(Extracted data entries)
···
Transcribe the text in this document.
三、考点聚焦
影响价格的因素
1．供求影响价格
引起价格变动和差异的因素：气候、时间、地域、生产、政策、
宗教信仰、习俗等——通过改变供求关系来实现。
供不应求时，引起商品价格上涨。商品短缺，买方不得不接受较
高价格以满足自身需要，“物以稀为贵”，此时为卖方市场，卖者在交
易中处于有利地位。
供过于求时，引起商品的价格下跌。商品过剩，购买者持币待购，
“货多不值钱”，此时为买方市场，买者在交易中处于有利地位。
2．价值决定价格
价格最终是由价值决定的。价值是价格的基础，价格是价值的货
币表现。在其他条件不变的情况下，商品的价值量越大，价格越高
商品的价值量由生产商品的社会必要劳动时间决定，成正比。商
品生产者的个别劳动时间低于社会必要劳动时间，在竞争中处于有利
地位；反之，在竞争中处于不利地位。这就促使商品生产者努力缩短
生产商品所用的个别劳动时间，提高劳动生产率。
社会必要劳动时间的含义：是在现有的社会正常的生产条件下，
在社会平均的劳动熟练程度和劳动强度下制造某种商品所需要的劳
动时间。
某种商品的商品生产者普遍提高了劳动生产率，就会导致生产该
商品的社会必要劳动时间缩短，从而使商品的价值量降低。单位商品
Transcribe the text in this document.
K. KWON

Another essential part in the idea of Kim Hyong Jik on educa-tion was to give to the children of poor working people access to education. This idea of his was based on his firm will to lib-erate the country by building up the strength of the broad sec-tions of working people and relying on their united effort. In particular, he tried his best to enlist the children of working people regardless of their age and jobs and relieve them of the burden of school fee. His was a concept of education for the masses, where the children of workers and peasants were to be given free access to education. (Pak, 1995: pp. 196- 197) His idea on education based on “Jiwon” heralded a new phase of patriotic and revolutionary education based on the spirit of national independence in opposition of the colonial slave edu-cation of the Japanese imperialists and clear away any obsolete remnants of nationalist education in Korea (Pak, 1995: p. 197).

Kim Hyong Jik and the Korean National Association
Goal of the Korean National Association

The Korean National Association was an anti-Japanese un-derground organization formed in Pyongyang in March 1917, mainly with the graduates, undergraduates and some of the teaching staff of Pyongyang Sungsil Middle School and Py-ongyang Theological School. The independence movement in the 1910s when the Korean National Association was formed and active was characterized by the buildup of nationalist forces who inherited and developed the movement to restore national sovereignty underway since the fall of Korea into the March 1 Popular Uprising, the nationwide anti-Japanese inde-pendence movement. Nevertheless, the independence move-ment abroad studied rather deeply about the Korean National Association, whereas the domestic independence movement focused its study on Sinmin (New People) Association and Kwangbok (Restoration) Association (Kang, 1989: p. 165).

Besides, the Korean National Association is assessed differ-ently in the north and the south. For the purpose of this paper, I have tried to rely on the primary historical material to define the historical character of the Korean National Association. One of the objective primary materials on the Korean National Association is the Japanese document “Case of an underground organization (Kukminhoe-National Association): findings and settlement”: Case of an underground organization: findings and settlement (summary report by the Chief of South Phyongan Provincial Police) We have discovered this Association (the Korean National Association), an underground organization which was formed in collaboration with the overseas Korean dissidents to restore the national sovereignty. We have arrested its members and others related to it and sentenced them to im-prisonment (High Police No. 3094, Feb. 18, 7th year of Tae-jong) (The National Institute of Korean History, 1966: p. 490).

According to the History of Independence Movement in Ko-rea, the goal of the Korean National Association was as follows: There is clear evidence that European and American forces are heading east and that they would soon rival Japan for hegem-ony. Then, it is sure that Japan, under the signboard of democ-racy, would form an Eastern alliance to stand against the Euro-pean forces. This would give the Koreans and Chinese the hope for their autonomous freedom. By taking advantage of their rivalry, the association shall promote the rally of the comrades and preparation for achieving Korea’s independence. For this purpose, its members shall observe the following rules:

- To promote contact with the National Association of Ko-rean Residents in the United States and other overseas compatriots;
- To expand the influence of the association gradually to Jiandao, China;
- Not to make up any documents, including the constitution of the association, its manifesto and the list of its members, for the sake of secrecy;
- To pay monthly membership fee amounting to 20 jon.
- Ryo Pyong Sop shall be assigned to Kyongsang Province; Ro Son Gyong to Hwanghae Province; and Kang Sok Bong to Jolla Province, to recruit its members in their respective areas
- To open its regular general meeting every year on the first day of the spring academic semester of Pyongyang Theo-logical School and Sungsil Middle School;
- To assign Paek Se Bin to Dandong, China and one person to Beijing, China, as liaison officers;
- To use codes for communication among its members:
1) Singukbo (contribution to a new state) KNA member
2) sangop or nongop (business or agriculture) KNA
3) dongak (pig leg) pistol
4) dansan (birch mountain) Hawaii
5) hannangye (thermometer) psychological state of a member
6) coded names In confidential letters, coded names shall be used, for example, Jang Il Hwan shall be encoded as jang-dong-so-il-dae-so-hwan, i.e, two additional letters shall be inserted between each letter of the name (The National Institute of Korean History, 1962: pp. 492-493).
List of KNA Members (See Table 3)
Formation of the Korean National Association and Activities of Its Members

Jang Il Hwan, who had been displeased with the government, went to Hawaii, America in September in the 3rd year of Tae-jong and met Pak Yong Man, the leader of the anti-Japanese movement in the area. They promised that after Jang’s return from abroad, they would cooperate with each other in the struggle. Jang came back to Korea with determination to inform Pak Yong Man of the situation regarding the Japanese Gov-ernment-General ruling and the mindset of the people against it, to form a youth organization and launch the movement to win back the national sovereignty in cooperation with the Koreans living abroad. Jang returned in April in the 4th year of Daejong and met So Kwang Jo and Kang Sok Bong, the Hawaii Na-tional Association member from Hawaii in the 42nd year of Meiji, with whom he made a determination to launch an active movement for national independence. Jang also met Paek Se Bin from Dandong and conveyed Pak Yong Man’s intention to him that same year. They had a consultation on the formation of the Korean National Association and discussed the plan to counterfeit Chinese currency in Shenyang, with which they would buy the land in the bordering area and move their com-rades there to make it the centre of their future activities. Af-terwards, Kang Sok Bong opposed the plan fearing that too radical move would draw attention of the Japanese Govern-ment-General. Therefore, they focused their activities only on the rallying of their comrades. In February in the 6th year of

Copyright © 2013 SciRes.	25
···
* Instruction: List each line in the listing that contains the string "China".

* Finished exercise:
- To expand the influence of the association gradually to Jiandao, China;
- To assign Paek Se Bin to Dandong, China and one person to Beijing, China, as liaison officers;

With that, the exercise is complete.